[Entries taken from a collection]
=== Begin Enclosure ===
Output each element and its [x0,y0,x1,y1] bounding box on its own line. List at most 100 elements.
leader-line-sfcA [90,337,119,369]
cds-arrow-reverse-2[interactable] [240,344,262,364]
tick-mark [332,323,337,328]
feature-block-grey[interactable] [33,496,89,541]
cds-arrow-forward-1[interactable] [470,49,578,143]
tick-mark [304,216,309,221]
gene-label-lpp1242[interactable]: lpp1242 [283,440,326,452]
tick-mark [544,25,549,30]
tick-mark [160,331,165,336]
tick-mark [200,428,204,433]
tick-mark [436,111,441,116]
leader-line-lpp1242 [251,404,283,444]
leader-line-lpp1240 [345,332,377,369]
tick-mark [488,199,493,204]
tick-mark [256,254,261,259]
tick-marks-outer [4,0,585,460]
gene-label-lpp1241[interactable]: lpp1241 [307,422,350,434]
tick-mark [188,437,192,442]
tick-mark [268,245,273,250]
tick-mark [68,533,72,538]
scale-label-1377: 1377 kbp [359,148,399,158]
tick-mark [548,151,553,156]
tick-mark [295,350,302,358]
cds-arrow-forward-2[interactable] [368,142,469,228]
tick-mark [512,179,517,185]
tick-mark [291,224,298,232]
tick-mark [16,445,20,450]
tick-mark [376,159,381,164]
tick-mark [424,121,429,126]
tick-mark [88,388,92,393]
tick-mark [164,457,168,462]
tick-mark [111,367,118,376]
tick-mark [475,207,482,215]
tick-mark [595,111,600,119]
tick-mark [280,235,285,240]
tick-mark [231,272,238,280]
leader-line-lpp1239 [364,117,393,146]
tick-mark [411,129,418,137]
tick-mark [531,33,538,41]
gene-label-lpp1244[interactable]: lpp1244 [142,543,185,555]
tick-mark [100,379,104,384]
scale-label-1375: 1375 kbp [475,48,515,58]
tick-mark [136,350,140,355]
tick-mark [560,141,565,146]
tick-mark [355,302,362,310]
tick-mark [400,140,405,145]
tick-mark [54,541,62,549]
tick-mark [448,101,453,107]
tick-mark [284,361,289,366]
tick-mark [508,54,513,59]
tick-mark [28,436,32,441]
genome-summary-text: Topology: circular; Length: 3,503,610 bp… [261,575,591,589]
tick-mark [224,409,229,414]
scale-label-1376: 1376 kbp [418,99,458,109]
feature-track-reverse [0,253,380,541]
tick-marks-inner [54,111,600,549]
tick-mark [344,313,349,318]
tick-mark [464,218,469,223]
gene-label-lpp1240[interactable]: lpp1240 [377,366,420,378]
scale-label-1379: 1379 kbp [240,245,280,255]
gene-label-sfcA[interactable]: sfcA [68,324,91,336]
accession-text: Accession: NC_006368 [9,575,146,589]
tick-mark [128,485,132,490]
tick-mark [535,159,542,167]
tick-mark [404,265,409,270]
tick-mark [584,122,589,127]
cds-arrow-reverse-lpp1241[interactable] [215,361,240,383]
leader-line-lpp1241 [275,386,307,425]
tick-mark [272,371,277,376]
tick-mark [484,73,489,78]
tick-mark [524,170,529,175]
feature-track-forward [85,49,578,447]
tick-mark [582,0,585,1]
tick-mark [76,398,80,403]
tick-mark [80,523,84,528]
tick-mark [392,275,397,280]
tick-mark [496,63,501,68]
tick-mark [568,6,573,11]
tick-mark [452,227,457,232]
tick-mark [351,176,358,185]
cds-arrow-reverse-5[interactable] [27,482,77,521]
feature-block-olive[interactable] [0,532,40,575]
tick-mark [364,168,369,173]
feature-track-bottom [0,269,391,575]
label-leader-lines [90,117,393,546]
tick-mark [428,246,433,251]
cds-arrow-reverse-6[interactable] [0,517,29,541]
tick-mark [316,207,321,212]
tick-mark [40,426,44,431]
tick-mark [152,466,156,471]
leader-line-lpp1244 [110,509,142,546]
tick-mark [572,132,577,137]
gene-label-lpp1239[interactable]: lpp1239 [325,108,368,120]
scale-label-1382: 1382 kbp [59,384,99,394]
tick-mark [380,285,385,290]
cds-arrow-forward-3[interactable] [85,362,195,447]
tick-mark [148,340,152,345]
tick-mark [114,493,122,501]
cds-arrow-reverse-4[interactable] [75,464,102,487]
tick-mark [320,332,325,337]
=== End Enclosure ===
Work task => Nothing in the entries above may be left out; retype them all exactly.

Task response =>
Output each element and its [x0,y0,x1,y1] bounding box on its own line. List at most 100 elements.
leader-line-sfcA [90,337,119,369]
cds-arrow-reverse-2[interactable] [240,344,262,364]
tick-mark [332,323,337,328]
feature-block-grey[interactable] [33,496,89,541]
cds-arrow-forward-1[interactable] [470,49,578,143]
tick-mark [304,216,309,221]
gene-label-lpp1242[interactable]: lpp1242 [283,440,326,452]
tick-mark [544,25,549,30]
tick-mark [160,331,165,336]
tick-mark [200,428,204,433]
tick-mark [436,111,441,116]
leader-line-lpp1242 [251,404,283,444]
leader-line-lpp1240 [345,332,377,369]
tick-mark [488,199,493,204]
tick-mark [256,254,261,259]
tick-marks-outer [4,0,585,460]
gene-label-lpp1241[interactable]: lpp1241 [307,422,350,434]
tick-mark [188,437,192,442]
tick-mark [268,245,273,250]
tick-mark [68,533,72,538]
scale-label-1377: 1377 kbp [359,148,399,158]
tick-mark [548,151,553,156]
tick-mark [295,350,302,358]
cds-arrow-forward-2[interactable] [368,142,469,228]
tick-mark [512,179,517,185]
tick-mark [291,224,298,232]
tick-mark [16,445,20,450]
tick-mark [376,159,381,164]
tick-mark [424,121,429,126]
tick-mark [88,388,92,393]
tick-mark [164,457,168,462]
tick-mark [111,367,118,376]
tick-mark [475,207,482,215]
tick-mark [595,111,600,119]
tick-mark [280,235,285,240]
tick-mark [231,272,238,280]
leader-line-lpp1239 [364,117,393,146]
tick-mark [411,129,418,137]
tick-mark [531,33,538,41]
gene-label-lpp1244[interactable]: lpp1244 [142,543,185,555]
tick-mark [100,379,104,384]
scale-label-1375: 1375 kbp [475,48,515,58]
tick-mark [136,350,140,355]
tick-mark [560,141,565,146]
tick-mark [355,302,362,310]
tick-mark [400,140,405,145]
tick-mark [54,541,62,549]
tick-mark [448,101,453,107]
tick-mark [284,361,289,366]
tick-mark [508,54,513,59]
tick-mark [28,436,32,441]
genome-summary-text: Topology: circular; Length: 3,503,610 bp… [261,575,591,589]
tick-mark [224,409,229,414]
scale-label-1376: 1376 kbp [418,99,458,109]
feature-track-reverse [0,253,380,541]
tick-marks-inner [54,111,600,549]
tick-mark [344,313,349,318]
tick-mark [464,218,469,223]
gene-label-lpp1240[interactable]: lpp1240 [377,366,420,378]
scale-label-1379: 1379 kbp [240,245,280,255]
gene-label-sfcA[interactable]: sfcA [68,324,91,336]
accession-text: Accession: NC_006368 [9,575,146,589]
tick-mark [128,485,132,490]
tick-mark [535,159,542,167]
tick-mark [404,265,409,270]
tick-mark [584,122,589,127]
cds-arrow-reverse-lpp1241[interactable] [215,361,240,383]
leader-line-lpp1241 [275,386,307,425]
tick-mark [272,371,277,376]
tick-mark [484,73,489,78]
tick-mark [524,170,529,175]
feature-track-forward [85,49,578,447]
tick-mark [582,0,585,1]
tick-mark [76,398,80,403]
tick-mark [80,523,84,528]
tick-mark [392,275,397,280]
tick-mark [496,63,501,68]
tick-mark [568,6,573,11]
tick-mark [452,227,457,232]
tick-mark [351,176,358,185]
cds-arrow-reverse-5[interactable] [27,482,77,521]
feature-block-olive[interactable] [0,532,40,575]
tick-mark [364,168,369,173]
feature-track-bottom [0,269,391,575]
label-leader-lines [90,117,393,546]
tick-mark [428,246,433,251]
cds-arrow-reverse-6[interactable] [0,517,29,541]
tick-mark [316,207,321,212]
tick-mark [40,426,44,431]
tick-mark [152,466,156,471]
leader-line-lpp1244 [110,509,142,546]
tick-mark [572,132,577,137]
gene-label-lpp1239[interactable]: lpp1239 [325,108,368,120]
scale-label-1382: 1382 kbp [59,384,99,394]
tick-mark [380,285,385,290]
cds-arrow-forward-3[interactable] [85,362,195,447]
tick-mark [148,340,152,345]
tick-mark [114,493,122,501]
cds-arrow-reverse-4[interactable] [75,464,102,487]
tick-mark [320,332,325,337]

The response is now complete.